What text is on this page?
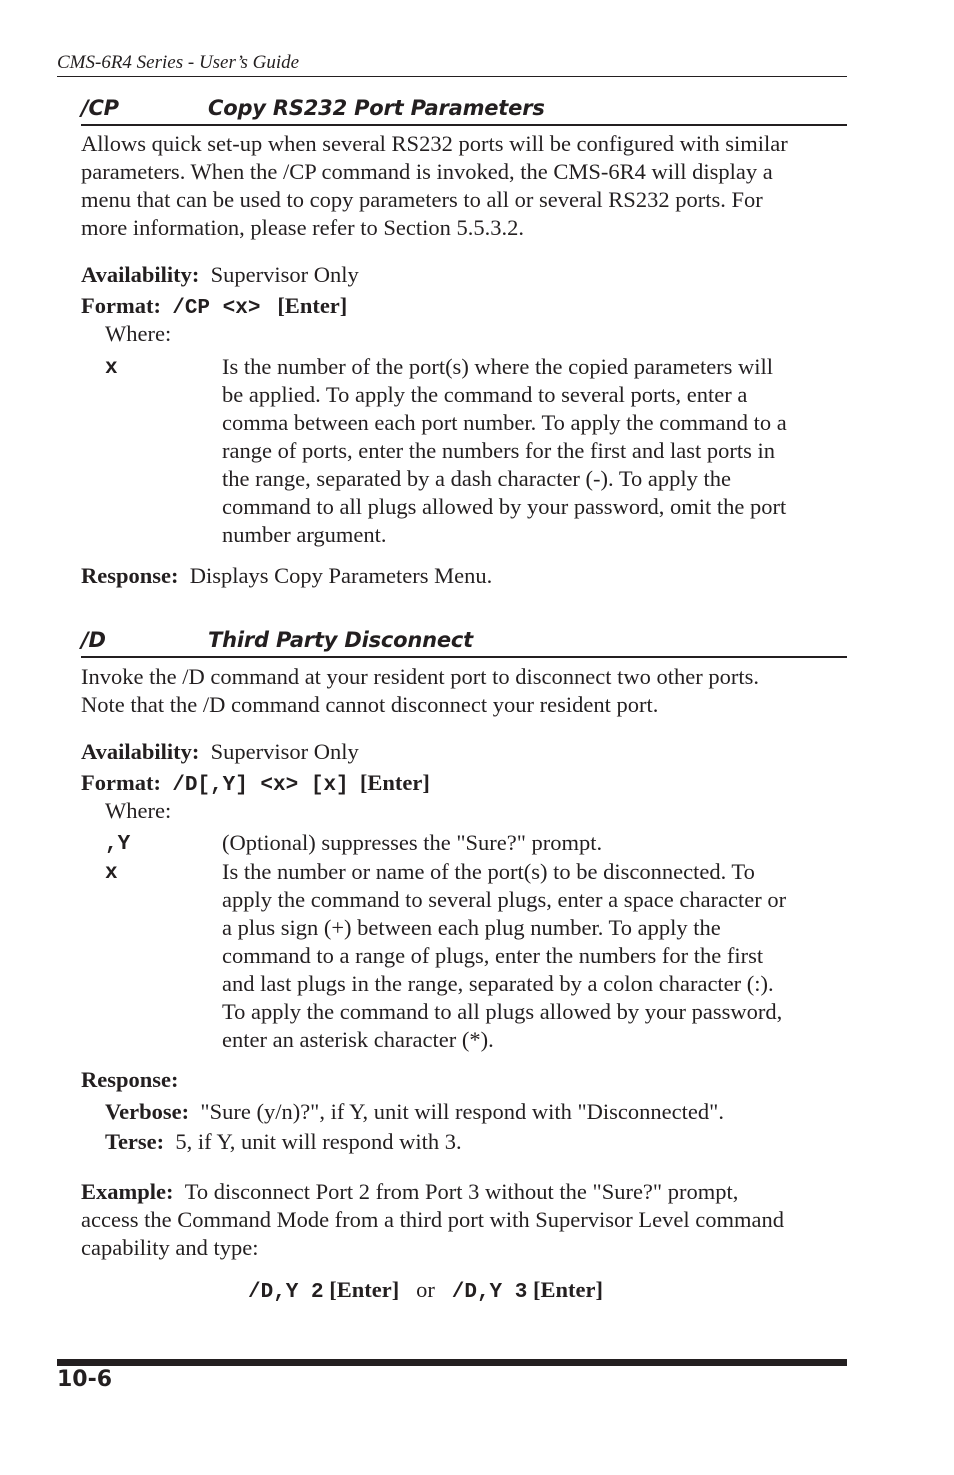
CMS-6R4 Series - User’s Guide
/CP	Copy RS232 Port Parameters
Allows quick set-up when several RS232 ports will be configured with similar
parameters. When the /CP command is invoked, the CMS-6R4 will display a
menu that can be used to copy parameters to all or several RS232 ports. For
more information, please refer to Section 5.5.3.2.
Availability: Supervisor Only
Format: /CP <x> [Enter]
Where:
x	Is the number of the port(s) where the copied parameters will
be applied. To apply the command to several ports, enter a
comma between each port number. To apply the command to a
range of ports, enter the numbers for the first and last ports in
the range, separated by a dash character (-). To apply the
command to all plugs allowed by your password, omit the port
number argument.
Response: Displays Copy Parameters Menu.
/D	Third Party Disconnect
Invoke the /D command at your resident port to disconnect two other ports.
Note that the /D command cannot disconnect your resident port.
Availability: Supervisor Only
Format: /D[,Y] <x> [x] [Enter]
Where:
,Y	(Optional) suppresses the "Sure?" prompt.
x	Is the number or name of the port(s) to be disconnected. To
apply the command to several plugs, enter a space character or
a plus sign (+) between each plug number. To apply the
command to a range of plugs, enter the numbers for the first
and last plugs in the range, separated by a colon character (:).
To apply the command to all plugs allowed by your password,
enter an asterisk character (*).
Response:
Verbose: "Sure (y/n)?", if Y, unit will respond with "Disconnected".
Terse: 5, if Y, unit will respond with 3.
Example: To disconnect Port 2 from Port 3 without the "Sure?" prompt,
access the Command Mode from a third port with Supervisor Level command
capability and type:
/D,Y 2 [Enter] or /D,Y 3 [Enter]
10-6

#### What the exercise asks:
Look through the data above. Copy every line with the string "separated" in it.

#### Exercise answer:
the range, separated by a dash character (-). To apply the
and last plugs in the range, separated by a colon character (:).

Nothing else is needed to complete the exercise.